# START OF Task input
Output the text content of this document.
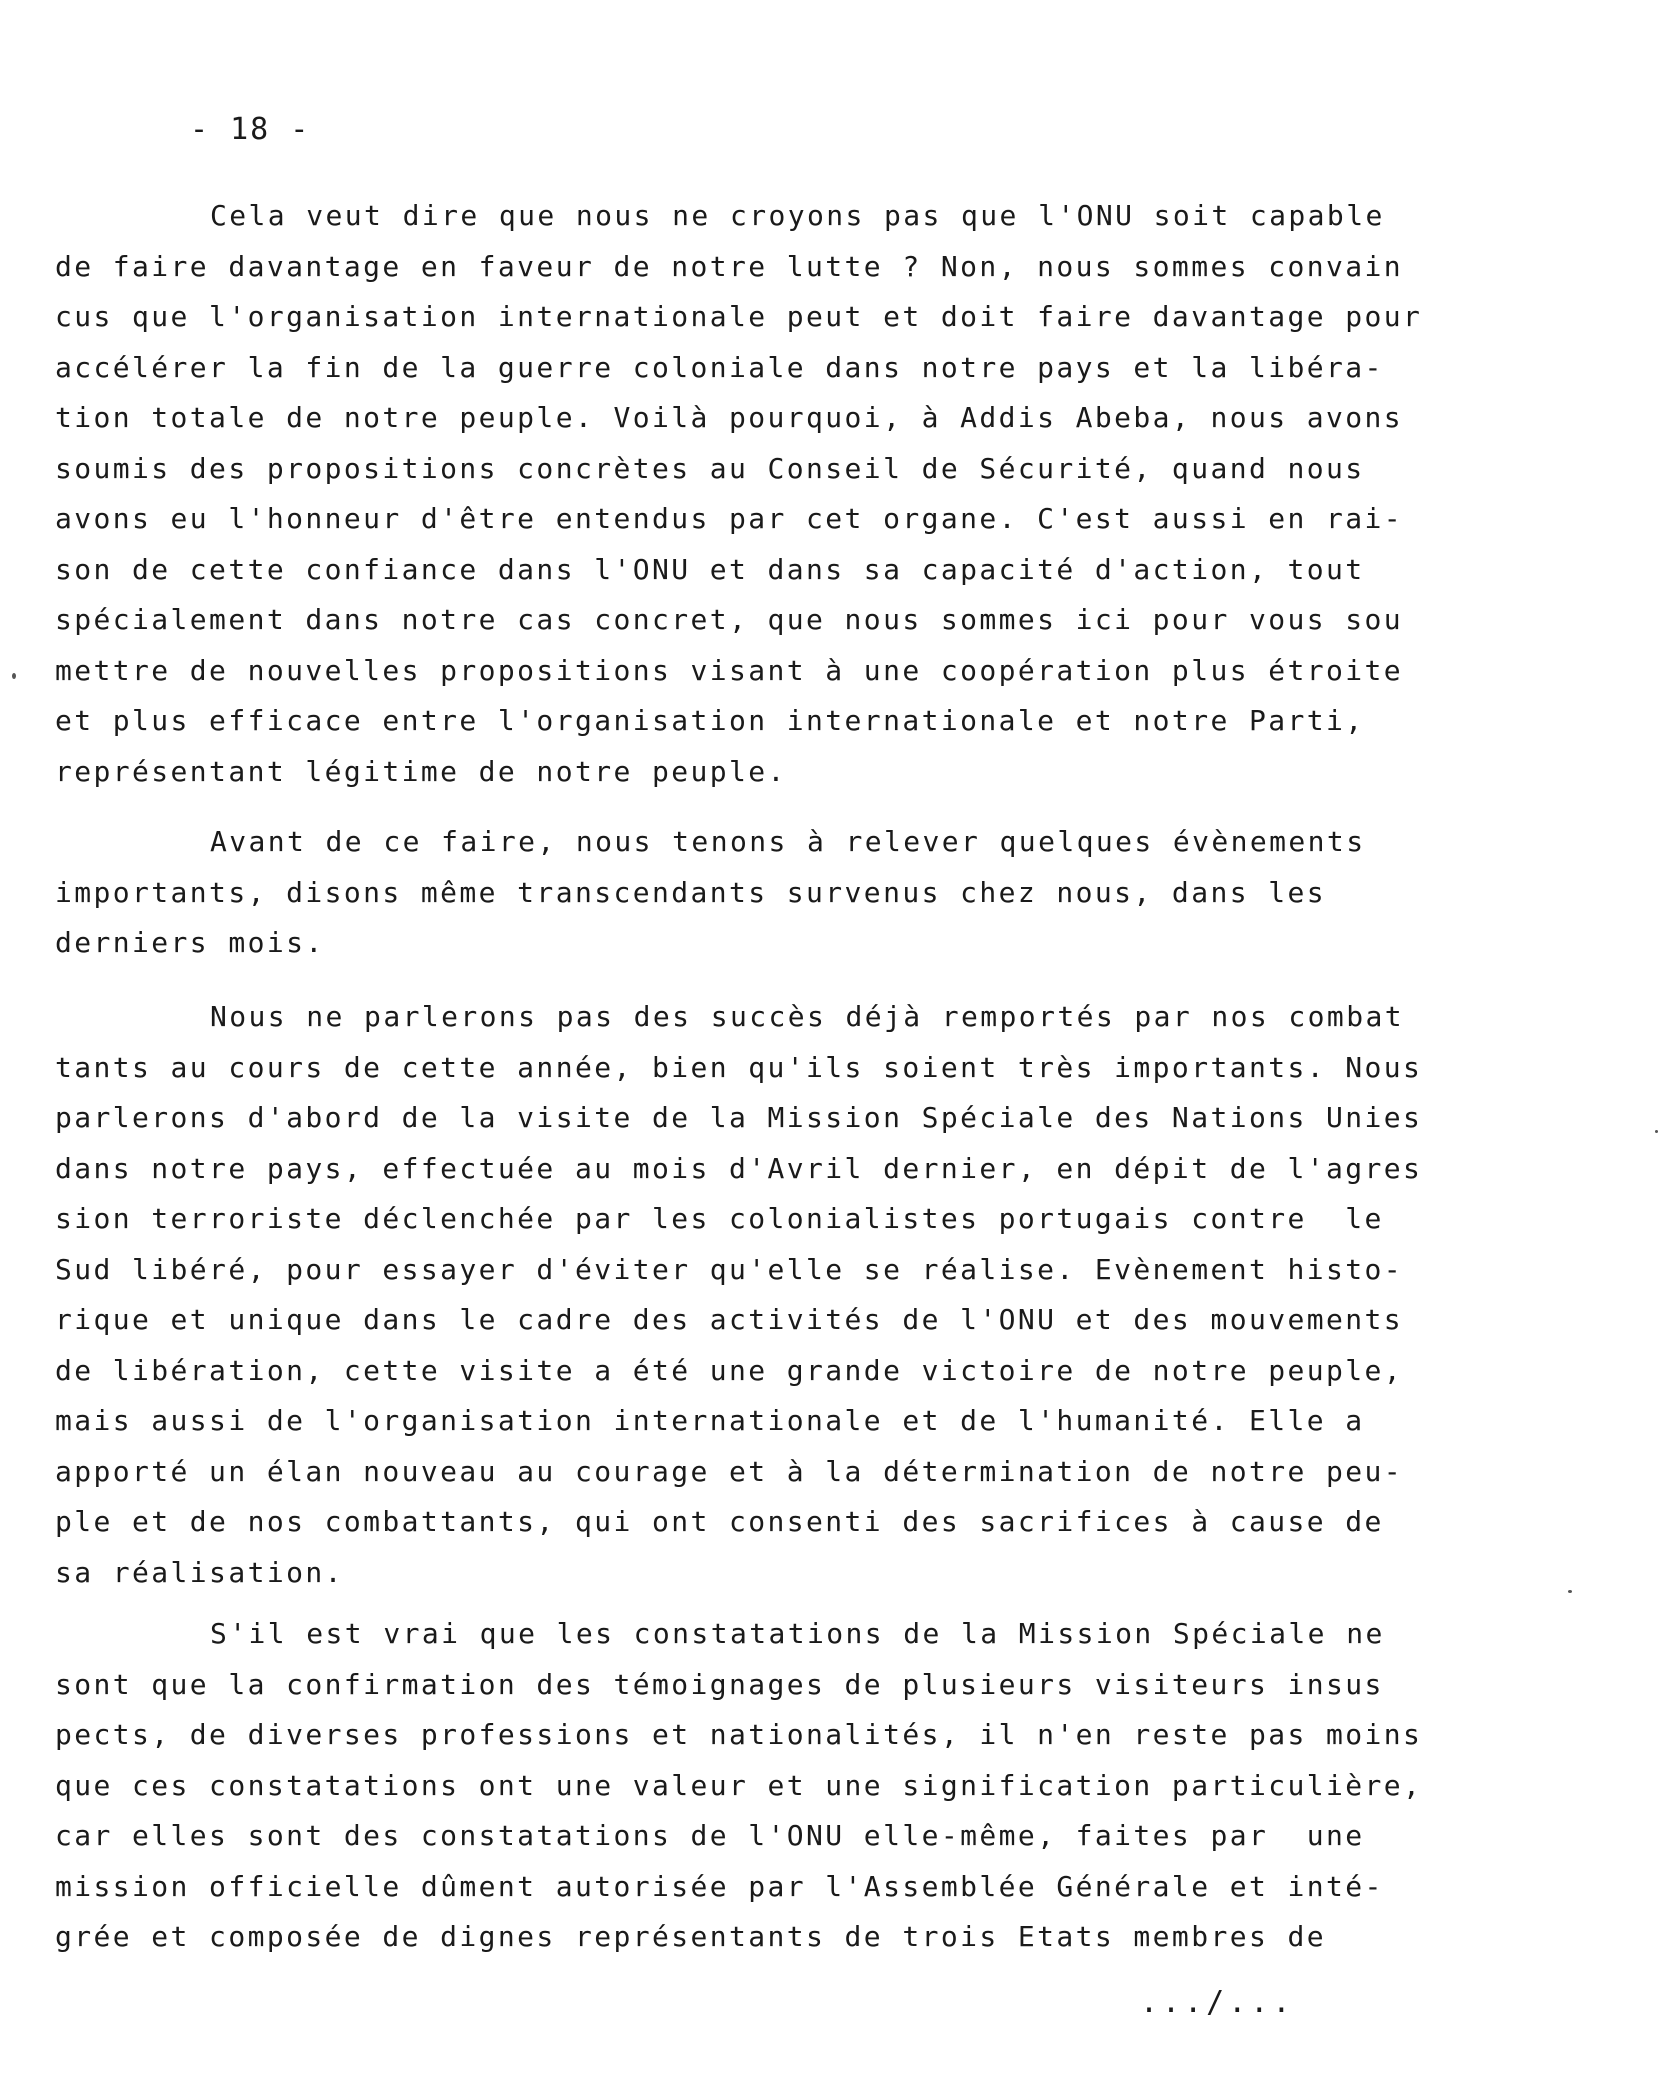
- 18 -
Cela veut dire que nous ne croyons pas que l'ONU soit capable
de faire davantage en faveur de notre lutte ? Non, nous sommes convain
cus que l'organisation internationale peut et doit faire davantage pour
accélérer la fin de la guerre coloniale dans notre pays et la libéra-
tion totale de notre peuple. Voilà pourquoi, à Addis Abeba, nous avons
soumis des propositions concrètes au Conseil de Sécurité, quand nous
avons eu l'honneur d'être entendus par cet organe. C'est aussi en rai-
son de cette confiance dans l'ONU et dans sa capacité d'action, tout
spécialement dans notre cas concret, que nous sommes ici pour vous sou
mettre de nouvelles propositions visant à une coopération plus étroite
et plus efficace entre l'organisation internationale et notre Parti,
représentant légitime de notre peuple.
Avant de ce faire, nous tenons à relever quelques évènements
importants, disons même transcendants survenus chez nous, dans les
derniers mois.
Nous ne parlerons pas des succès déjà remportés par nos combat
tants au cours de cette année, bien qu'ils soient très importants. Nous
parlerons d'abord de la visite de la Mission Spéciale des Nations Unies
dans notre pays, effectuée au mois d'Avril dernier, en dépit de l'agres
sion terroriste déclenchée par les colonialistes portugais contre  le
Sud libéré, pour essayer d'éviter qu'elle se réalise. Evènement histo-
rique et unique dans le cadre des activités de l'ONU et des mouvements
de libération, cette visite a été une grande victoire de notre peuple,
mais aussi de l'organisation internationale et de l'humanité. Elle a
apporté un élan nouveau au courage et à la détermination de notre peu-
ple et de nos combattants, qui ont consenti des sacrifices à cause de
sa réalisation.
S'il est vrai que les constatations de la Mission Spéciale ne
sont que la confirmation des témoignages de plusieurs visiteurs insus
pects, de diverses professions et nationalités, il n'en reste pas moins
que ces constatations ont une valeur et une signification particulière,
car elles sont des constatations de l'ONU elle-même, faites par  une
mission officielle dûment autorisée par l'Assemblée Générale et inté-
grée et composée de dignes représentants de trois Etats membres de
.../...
# END OF Task input
# START OF Task input
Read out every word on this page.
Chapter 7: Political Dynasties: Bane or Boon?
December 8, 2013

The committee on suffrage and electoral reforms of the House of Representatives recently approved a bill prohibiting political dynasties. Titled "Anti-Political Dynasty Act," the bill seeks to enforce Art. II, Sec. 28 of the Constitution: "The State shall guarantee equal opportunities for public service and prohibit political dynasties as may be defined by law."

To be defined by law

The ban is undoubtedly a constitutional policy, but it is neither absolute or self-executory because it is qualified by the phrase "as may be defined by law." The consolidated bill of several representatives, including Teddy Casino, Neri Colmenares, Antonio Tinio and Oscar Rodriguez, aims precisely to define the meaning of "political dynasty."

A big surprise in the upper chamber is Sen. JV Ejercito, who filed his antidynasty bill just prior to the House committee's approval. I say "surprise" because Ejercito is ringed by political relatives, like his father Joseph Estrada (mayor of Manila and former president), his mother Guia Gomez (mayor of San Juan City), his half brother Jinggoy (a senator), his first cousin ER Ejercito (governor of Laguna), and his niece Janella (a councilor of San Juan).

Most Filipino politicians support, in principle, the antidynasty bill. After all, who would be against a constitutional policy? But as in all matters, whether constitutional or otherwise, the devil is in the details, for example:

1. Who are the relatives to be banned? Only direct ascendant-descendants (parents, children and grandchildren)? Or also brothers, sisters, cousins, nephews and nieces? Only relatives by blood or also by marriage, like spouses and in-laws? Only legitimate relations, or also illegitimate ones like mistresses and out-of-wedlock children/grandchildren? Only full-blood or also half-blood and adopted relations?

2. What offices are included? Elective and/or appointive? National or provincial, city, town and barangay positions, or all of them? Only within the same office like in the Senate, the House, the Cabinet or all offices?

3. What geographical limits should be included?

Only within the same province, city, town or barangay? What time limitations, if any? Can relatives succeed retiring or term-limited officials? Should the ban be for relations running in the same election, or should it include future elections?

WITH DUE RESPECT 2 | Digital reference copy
# END OF Task input
# START OF Task input
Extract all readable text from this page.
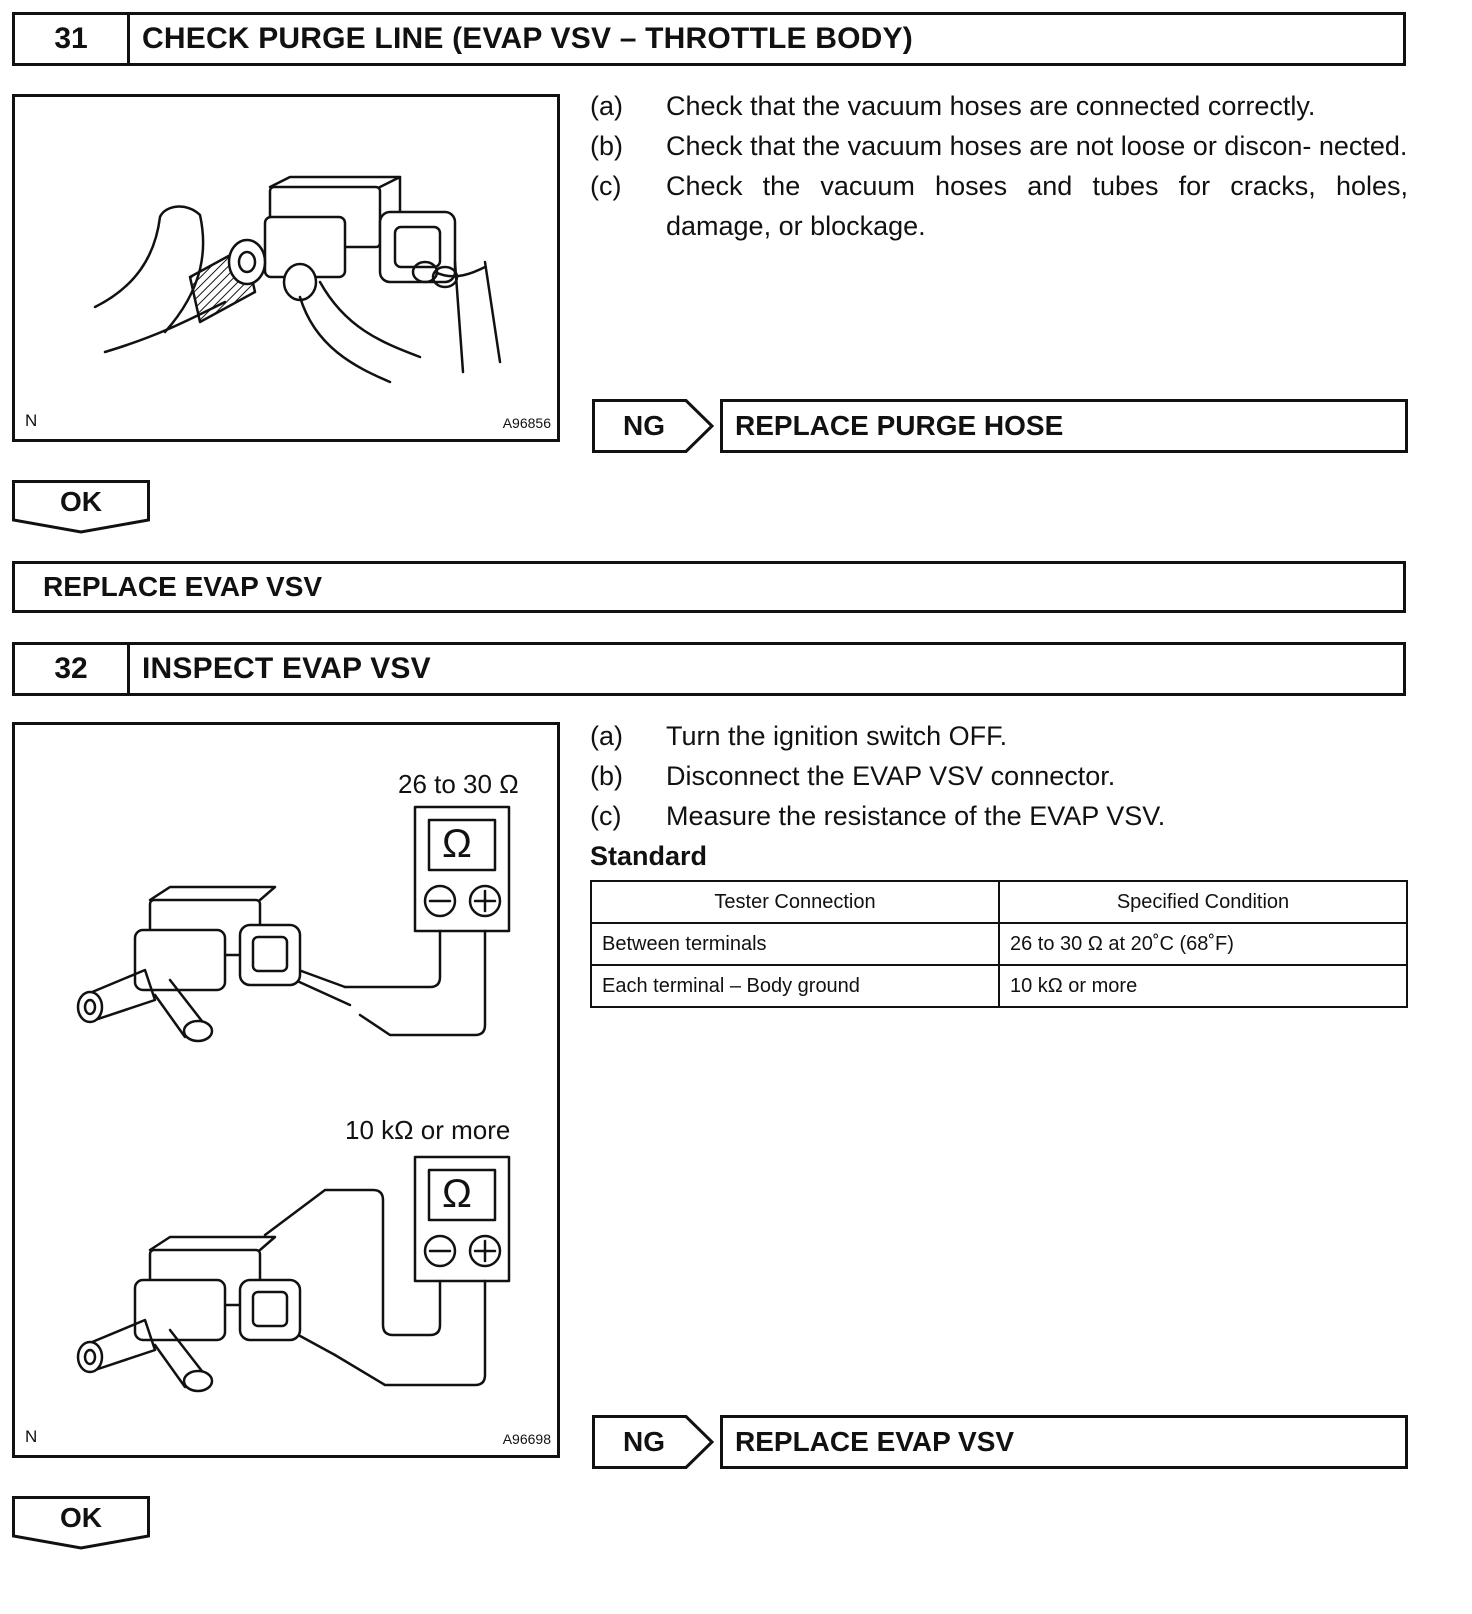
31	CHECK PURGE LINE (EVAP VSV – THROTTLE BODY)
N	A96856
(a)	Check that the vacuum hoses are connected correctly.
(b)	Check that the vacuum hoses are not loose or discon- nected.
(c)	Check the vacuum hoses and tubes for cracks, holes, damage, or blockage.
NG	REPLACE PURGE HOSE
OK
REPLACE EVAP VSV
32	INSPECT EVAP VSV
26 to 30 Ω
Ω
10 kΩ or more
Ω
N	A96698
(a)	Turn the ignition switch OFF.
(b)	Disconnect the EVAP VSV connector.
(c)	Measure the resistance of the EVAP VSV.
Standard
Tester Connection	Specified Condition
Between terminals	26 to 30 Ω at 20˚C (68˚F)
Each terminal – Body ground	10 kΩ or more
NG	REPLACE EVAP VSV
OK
# END OF Task input
[The request]
Review the preceding data and report every line that includes the string "What".

[Full output]
2. What offices are included? Elective and/or appointive? National or provincial, city, town and barangay positions, or all of them? Only within the same office like in the Senate, the House, the Cabinet or all offices?
3. What geographical limits should be included?
Only within the same province, city, town or barangay? What time limitations, if any? Can relatives succeed retiring or term-limited officials? Should the ban be for relations running in the same election, or should it include future elections?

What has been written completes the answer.